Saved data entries

::::::

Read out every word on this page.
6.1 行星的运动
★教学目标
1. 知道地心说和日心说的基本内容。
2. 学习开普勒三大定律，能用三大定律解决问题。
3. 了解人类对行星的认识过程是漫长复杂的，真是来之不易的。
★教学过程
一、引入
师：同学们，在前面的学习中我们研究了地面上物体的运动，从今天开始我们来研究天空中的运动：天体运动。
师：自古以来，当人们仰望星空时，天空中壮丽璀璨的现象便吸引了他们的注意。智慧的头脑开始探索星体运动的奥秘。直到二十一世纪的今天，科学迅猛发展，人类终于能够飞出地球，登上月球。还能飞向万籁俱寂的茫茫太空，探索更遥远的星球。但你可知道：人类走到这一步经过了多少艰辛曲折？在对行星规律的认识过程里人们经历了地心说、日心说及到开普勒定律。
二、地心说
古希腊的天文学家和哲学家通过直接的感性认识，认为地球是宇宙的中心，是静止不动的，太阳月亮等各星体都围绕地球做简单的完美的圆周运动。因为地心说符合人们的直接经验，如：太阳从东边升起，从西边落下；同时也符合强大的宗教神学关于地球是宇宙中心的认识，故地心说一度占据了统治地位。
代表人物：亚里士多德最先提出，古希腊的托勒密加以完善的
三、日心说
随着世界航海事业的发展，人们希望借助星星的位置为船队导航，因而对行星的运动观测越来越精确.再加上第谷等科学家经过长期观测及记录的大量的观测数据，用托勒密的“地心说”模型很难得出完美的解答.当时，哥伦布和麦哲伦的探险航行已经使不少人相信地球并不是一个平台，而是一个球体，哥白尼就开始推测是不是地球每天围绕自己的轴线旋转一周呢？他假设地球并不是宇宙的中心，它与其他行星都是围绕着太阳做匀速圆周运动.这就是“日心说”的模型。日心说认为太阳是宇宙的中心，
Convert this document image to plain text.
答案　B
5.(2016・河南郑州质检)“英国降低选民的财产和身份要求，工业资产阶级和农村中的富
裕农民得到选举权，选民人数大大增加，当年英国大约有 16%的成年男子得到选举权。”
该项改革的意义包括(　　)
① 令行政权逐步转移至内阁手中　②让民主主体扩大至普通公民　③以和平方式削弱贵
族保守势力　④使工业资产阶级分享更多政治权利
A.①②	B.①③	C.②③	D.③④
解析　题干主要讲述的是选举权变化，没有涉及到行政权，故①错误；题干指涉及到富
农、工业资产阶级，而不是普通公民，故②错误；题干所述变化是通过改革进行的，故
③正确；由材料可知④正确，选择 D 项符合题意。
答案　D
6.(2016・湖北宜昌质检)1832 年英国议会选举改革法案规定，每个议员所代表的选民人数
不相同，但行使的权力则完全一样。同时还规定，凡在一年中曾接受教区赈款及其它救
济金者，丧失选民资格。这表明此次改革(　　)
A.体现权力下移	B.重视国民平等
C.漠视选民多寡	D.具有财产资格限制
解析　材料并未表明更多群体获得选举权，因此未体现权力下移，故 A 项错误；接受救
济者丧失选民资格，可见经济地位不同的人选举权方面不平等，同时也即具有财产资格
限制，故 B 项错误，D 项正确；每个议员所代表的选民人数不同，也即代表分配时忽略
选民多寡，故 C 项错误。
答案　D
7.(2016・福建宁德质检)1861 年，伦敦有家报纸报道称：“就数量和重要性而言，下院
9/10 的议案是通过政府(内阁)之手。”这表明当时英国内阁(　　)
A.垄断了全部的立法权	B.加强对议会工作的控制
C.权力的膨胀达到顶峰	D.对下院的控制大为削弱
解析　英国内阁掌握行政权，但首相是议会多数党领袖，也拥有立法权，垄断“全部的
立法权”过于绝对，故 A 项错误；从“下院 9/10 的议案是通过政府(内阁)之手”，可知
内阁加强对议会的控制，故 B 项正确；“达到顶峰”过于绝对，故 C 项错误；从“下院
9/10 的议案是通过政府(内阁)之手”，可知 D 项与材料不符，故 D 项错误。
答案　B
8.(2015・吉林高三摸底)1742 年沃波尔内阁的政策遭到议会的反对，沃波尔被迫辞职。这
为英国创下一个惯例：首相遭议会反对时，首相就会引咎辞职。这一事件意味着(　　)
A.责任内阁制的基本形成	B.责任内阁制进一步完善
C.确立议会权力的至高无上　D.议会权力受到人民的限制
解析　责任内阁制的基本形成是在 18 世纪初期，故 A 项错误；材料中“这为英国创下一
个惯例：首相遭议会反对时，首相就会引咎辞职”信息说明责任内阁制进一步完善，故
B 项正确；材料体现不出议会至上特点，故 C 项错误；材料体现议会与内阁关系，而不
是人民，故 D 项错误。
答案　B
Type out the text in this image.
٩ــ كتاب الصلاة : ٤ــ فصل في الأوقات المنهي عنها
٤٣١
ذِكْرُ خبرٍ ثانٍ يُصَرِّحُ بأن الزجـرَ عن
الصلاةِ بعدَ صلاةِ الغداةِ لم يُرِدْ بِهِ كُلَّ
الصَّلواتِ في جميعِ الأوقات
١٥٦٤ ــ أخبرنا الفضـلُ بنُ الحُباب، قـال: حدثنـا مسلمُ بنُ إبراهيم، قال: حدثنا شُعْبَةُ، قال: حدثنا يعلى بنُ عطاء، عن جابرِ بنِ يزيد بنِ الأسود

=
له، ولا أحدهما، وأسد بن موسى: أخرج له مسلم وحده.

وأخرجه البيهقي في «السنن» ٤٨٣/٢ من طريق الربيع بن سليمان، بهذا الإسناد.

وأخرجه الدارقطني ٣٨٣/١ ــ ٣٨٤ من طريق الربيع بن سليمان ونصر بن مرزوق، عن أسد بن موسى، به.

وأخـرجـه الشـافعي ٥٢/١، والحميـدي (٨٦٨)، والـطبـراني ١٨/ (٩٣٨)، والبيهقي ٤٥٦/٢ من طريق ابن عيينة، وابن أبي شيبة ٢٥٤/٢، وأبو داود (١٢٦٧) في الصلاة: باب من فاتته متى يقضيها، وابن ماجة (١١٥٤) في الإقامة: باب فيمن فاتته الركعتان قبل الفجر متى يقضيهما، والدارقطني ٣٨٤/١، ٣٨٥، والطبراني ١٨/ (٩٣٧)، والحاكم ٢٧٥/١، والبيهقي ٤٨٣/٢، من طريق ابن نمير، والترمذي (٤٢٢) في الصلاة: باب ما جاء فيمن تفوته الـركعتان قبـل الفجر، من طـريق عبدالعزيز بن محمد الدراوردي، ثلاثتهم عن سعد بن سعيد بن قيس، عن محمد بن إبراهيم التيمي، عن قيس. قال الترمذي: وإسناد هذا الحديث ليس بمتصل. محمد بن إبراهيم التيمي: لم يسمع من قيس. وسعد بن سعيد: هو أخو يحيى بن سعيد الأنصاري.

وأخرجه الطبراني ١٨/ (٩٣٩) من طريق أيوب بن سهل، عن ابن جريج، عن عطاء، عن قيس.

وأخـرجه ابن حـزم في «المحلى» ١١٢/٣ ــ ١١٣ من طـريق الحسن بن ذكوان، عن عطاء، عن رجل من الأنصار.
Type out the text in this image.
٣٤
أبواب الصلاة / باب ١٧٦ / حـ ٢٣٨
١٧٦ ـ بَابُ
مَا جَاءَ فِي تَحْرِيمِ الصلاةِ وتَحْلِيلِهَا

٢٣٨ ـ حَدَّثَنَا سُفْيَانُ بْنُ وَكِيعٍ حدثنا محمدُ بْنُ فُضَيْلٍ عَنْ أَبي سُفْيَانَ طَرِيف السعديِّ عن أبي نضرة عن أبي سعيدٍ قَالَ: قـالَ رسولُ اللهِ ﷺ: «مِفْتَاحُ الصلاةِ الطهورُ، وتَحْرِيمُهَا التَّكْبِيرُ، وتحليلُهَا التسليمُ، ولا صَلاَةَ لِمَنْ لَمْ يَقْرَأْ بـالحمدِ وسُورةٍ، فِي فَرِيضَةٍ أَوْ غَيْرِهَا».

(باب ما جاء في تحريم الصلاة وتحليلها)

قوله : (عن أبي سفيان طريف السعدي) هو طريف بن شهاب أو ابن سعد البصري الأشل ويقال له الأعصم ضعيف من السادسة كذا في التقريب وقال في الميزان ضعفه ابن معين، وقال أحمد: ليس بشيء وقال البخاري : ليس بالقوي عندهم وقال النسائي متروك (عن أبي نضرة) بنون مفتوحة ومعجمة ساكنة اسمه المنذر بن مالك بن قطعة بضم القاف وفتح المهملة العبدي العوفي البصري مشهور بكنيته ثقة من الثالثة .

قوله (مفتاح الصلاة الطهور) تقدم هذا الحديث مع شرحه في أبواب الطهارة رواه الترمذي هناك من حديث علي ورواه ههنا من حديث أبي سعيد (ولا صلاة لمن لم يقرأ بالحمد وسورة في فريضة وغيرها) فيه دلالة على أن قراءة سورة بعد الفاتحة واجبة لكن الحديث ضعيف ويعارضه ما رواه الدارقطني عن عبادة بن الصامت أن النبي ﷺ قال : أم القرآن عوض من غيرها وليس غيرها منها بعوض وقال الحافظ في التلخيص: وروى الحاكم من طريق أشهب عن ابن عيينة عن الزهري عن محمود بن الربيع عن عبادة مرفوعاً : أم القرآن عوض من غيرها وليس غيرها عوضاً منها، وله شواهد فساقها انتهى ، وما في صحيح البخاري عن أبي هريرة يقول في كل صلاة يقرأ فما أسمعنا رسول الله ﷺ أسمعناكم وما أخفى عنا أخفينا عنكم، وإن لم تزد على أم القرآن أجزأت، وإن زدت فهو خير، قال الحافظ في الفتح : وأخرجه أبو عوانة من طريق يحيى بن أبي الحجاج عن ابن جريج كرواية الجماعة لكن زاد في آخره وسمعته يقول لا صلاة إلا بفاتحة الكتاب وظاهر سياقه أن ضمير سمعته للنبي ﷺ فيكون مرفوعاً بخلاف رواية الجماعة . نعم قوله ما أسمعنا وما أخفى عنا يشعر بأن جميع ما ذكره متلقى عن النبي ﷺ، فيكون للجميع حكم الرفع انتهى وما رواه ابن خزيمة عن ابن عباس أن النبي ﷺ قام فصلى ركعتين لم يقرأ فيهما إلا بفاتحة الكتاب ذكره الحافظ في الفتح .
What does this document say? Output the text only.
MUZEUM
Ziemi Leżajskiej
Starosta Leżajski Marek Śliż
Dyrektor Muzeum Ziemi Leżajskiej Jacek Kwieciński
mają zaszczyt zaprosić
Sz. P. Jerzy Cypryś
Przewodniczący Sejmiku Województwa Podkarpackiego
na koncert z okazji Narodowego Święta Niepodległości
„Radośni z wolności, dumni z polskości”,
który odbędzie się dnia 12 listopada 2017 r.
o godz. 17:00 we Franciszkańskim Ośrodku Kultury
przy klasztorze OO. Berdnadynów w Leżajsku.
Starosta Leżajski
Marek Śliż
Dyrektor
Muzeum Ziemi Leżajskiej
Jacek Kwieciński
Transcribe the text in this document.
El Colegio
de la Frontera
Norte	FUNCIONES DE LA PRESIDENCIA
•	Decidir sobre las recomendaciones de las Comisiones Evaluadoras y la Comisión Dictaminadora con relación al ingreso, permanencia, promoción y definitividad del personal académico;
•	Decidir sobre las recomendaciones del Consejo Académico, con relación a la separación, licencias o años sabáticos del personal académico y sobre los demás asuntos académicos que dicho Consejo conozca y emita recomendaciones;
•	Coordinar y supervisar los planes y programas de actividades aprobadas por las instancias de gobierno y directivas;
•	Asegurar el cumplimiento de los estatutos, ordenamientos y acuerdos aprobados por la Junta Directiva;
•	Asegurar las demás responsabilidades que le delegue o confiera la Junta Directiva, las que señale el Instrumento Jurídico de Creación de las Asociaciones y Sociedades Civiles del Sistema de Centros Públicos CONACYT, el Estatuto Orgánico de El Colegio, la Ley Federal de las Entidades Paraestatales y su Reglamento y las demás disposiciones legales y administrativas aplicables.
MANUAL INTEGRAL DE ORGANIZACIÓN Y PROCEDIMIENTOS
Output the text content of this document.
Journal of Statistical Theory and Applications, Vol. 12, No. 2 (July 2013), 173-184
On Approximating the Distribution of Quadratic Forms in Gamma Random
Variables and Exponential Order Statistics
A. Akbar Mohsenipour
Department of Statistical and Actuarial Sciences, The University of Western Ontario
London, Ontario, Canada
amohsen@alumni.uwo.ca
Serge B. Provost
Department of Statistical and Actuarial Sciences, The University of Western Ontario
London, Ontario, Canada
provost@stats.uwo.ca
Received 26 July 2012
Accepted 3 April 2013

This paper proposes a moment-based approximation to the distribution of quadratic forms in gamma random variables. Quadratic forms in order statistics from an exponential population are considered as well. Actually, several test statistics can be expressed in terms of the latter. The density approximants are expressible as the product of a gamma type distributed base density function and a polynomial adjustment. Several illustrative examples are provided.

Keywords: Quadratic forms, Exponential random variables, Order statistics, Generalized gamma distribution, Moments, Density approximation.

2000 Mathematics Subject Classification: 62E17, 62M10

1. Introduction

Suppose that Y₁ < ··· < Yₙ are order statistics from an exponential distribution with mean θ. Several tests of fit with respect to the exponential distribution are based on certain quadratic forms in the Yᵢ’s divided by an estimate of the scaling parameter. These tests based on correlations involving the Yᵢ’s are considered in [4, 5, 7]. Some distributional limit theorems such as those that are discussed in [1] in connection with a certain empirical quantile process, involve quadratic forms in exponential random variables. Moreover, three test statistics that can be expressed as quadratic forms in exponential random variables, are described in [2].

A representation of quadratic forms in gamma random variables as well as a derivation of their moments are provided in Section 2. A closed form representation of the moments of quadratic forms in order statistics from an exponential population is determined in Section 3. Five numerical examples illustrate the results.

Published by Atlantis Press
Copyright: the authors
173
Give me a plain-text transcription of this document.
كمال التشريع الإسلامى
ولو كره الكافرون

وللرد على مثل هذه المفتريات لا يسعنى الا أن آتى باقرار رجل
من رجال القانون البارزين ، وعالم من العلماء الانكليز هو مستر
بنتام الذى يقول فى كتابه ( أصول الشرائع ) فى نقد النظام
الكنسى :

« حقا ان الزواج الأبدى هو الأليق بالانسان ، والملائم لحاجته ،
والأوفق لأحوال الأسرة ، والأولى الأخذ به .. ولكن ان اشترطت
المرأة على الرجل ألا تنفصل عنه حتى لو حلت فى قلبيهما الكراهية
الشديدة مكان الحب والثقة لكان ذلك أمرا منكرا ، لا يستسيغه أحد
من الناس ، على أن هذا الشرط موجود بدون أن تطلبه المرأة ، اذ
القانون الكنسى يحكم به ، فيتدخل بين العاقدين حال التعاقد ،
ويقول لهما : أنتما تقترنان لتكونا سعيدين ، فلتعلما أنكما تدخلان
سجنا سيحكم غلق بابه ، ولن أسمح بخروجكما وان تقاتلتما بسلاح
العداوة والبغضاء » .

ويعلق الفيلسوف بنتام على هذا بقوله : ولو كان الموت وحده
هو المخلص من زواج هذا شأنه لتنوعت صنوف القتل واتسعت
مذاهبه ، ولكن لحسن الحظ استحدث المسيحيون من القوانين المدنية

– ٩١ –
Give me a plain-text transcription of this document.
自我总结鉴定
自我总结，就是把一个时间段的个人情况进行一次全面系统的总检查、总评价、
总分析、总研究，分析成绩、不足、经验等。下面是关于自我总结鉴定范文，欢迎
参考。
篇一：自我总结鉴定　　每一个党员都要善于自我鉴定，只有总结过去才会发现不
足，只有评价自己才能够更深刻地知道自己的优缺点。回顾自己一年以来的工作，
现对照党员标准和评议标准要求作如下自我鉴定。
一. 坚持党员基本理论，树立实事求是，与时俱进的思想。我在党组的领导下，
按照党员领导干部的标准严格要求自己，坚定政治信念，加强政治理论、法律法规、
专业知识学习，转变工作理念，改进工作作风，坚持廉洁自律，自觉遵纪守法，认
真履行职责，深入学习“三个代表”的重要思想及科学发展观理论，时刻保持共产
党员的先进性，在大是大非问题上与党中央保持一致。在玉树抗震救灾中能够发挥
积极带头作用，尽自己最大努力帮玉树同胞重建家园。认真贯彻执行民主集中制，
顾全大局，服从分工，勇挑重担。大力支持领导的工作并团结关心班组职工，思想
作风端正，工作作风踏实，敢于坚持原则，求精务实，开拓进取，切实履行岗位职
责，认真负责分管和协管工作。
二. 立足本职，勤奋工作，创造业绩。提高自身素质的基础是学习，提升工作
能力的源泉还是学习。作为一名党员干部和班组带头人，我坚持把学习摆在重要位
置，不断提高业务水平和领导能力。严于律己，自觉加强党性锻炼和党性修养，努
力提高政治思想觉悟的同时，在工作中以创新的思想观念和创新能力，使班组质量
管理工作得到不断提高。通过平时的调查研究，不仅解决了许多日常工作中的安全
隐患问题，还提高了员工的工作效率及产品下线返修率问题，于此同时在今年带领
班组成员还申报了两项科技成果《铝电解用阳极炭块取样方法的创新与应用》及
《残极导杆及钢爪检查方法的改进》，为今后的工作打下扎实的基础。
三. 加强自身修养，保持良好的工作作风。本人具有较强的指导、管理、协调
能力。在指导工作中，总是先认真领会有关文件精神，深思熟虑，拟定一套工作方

::::::

**Exercise brief:**
Show every line from the listing above in which the string "عطاء" appears.

**Answer:**
١٥٦٤ ــ أخبرنا الفضـلُ بنُ الحُباب، قـال: حدثنـا مسلمُ بنُ إبراهيم، قال: حدثنا شُعْبَةُ، قال: حدثنا يعلى بنُ عطاء، عن جابرِ بنِ يزيد بنِ الأسود
وأخرجه الطبراني ١٨/ (٩٣٩) من طريق أيوب بن سهل، عن ابن جريج، عن عطاء، عن قيس.
وأخـرجه ابن حـزم في «المحلى» ١١٢/٣ ــ ١١٣ من طـريق الحسن بن ذكوان، عن عطاء، عن رجل من الأنصار.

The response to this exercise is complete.